The problem: Give the data below again exactly as written, without its pictures.

(Stored data entries)

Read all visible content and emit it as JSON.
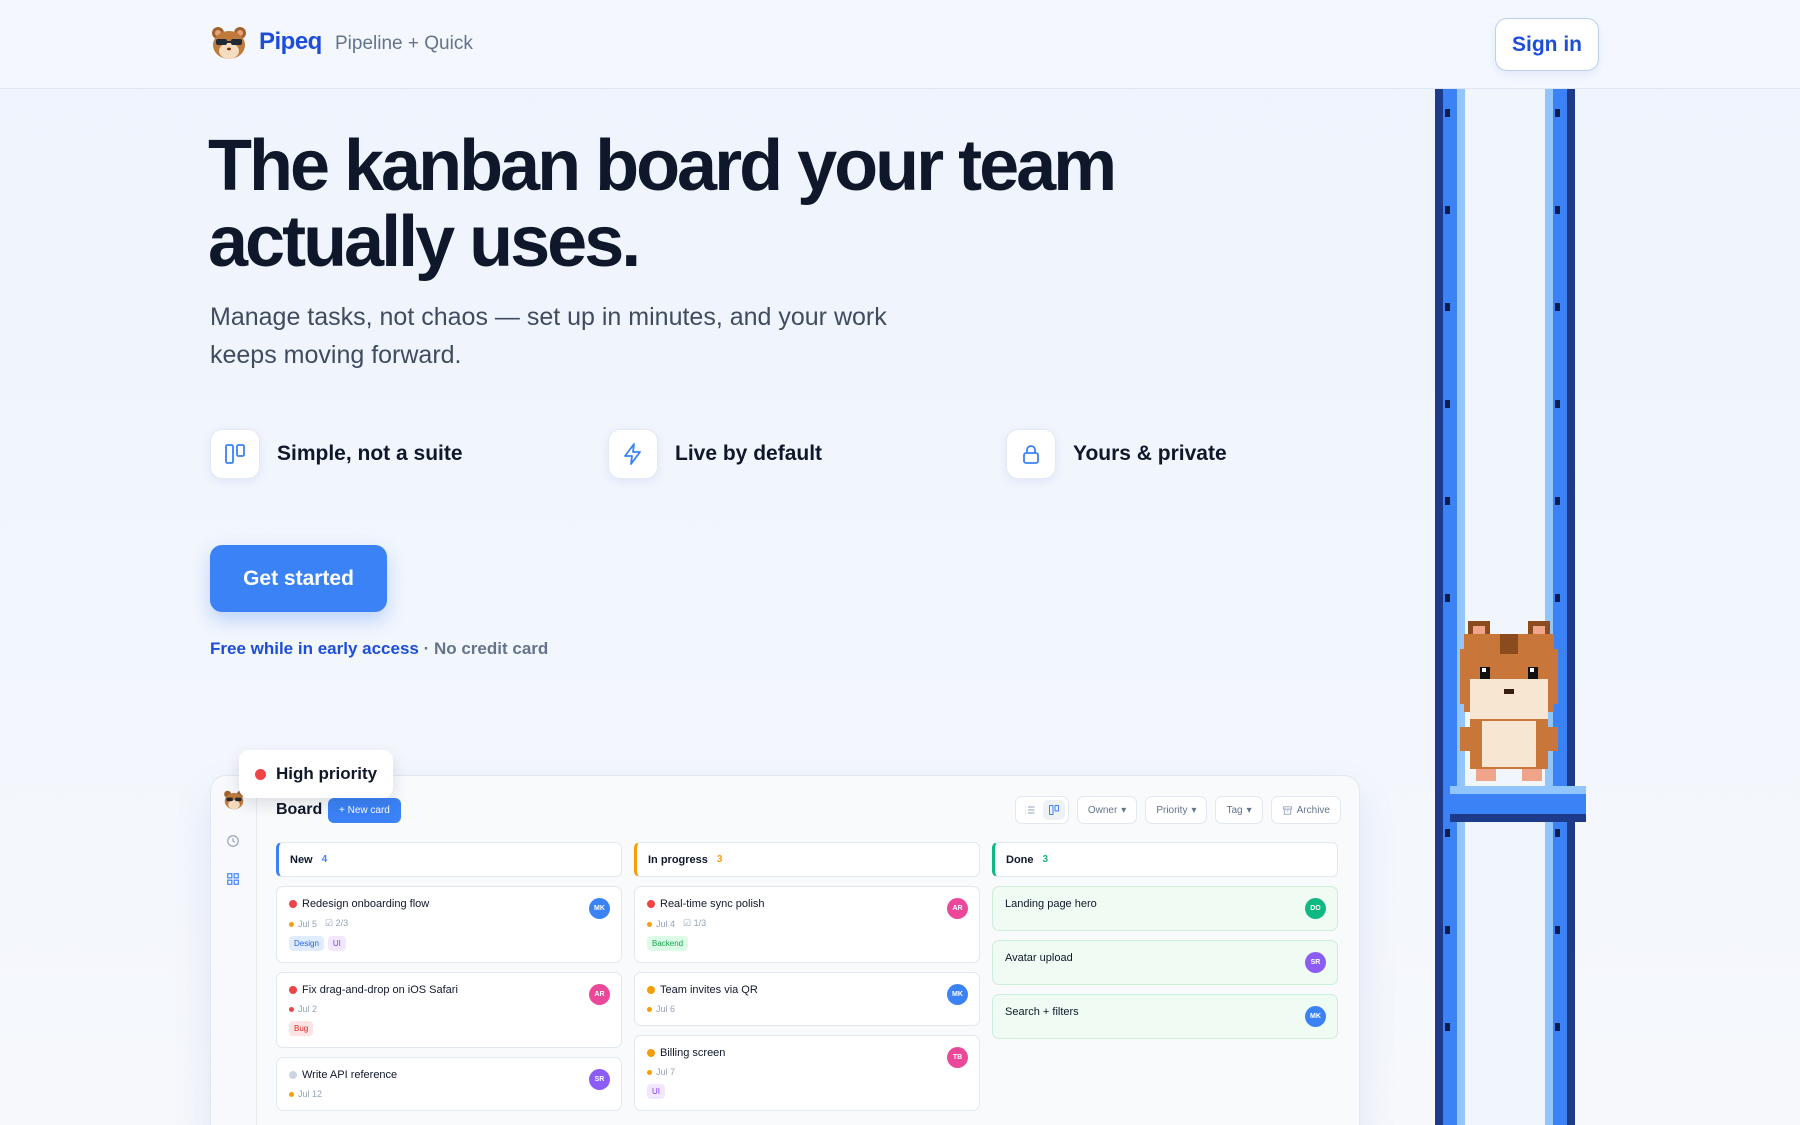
{
  "header": {
    "brand": "Pipeq",
    "tagline": "Pipeline + Quick",
    "signin_label": "Sign in"
  },
  "hero": {
    "headline": "The kanban board your team actually uses.",
    "subhead": "Manage tasks, not chaos — set up in minutes, and your work keeps moving forward.",
    "features": [
      {
        "label": "Simple, not a suite",
        "icon": "board-columns-icon"
      },
      {
        "label": "Live by default",
        "icon": "lightning-icon"
      },
      {
        "label": "Yours & private",
        "icon": "lock-icon"
      }
    ],
    "cta_label": "Get started",
    "note_highlight": "Free while in early access",
    "note_rest": " · No credit card"
  },
  "board": {
    "badge": "High priority",
    "title": "Board",
    "new_card_label": "+ New card",
    "filters": {
      "owner": "Owner",
      "priority": "Priority",
      "tag": "Tag",
      "archive": "Archive"
    },
    "columns": [
      {
        "name": "New",
        "count": "4",
        "color": "#3b82f6"
      },
      {
        "name": "In progress",
        "count": "3",
        "color": "#f59e0b"
      },
      {
        "name": "Done",
        "count": "3",
        "color": "#10b981"
      }
    ],
    "cards": {
      "new": [
        {
          "title": "Redesign onboarding flow",
          "date": "Jul 5",
          "subtasks": "2/3",
          "tags": [
            "Design",
            "UI"
          ],
          "avatar": "MK"
        },
        {
          "title": "Fix drag-and-drop on iOS Safari",
          "date": "Jul 2",
          "tags": [
            "Bug"
          ],
          "avatar": "AR"
        },
        {
          "title": "Write API reference",
          "date": "Jul 12",
          "avatar": "SR"
        }
      ],
      "in_progress": [
        {
          "title": "Real-time sync polish",
          "date": "Jul 4",
          "subtasks": "1/3",
          "tags": [
            "Backend"
          ],
          "avatar": "AR"
        },
        {
          "title": "Team invites via QR",
          "date": "Jul 6",
          "avatar": "MK"
        },
        {
          "title": "Billing screen",
          "date": "Jul 7",
          "tags": [
            "UI"
          ],
          "avatar": "TB"
        }
      ],
      "done": [
        {
          "title": "Landing page hero",
          "avatar": "DO"
        },
        {
          "title": "Avatar upload",
          "avatar": "SR"
        },
        {
          "title": "Search + filters",
          "avatar": "MK"
        }
      ]
    }
  },
  "colors": {
    "accent": "#3b82f6",
    "brand": "#1d4ed8",
    "priority_high": "#ef4444",
    "priority_med": "#f59e0b"
  }
}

Exercise answer:
Read all visible content and emit it as JSON.
{
  "header": {
    "brand": "Pipeq",
    "tagline": "Pipeline + Quick",
    "signin_label": "Sign in"
  },
  "hero": {
    "headline": "The kanban board your team actually uses.",
    "subhead": "Manage tasks, not chaos — set up in minutes, and your work keeps moving forward.",
    "features": [
      {
        "label": "Simple, not a suite",
        "icon": "board-columns-icon"
      },
      {
        "label": "Live by default",
        "icon": "lightning-icon"
      },
      {
        "label": "Yours & private",
        "icon": "lock-icon"
      }
    ],
    "cta_label": "Get started",
    "note_highlight": "Free while in early access",
    "note_rest": " · No credit card"
  },
  "board": {
    "badge": "High priority",
    "title": "Board",
    "new_card_label": "+ New card",
    "filters": {
      "owner": "Owner",
      "priority": "Priority",
      "tag": "Tag",
      "archive": "Archive"
    },
    "columns": [
      {
        "name": "New",
        "count": "4",
        "color": "#3b82f6"
      },
      {
        "name": "In progress",
        "count": "3",
        "color": "#f59e0b"
      },
      {
        "name": "Done",
        "count": "3",
        "color": "#10b981"
      }
    ],
    "cards": {
      "new": [
        {
          "title": "Redesign onboarding flow",
          "date": "Jul 5",
          "subtasks": "2/3",
          "tags": [
            "Design",
            "UI"
          ],
          "avatar": "MK"
        },
        {
          "title": "Fix drag-and-drop on iOS Safari",
          "date": "Jul 2",
          "tags": [
            "Bug"
          ],
          "avatar": "AR"
        },
        {
          "title": "Write API reference",
          "date": "Jul 12",
          "avatar": "SR"
        }
      ],
      "in_progress": [
        {
          "title": "Real-time sync polish",
          "date": "Jul 4",
          "subtasks": "1/3",
          "tags": [
            "Backend"
          ],
          "avatar": "AR"
        },
        {
          "title": "Team invites via QR",
          "date": "Jul 6",
          "avatar": "MK"
        },
        {
          "title": "Billing screen",
          "date": "Jul 7",
          "tags": [
            "UI"
          ],
          "avatar": "TB"
        }
      ],
      "done": [
        {
          "title": "Landing page hero",
          "avatar": "DO"
        },
        {
          "title": "Avatar upload",
          "avatar": "SR"
        },
        {
          "title": "Search + filters",
          "avatar": "MK"
        }
      ]
    }
  },
  "colors": {
    "accent": "#3b82f6",
    "brand": "#1d4ed8",
    "priority_high": "#ef4444",
    "priority_med": "#f59e0b"
  }
}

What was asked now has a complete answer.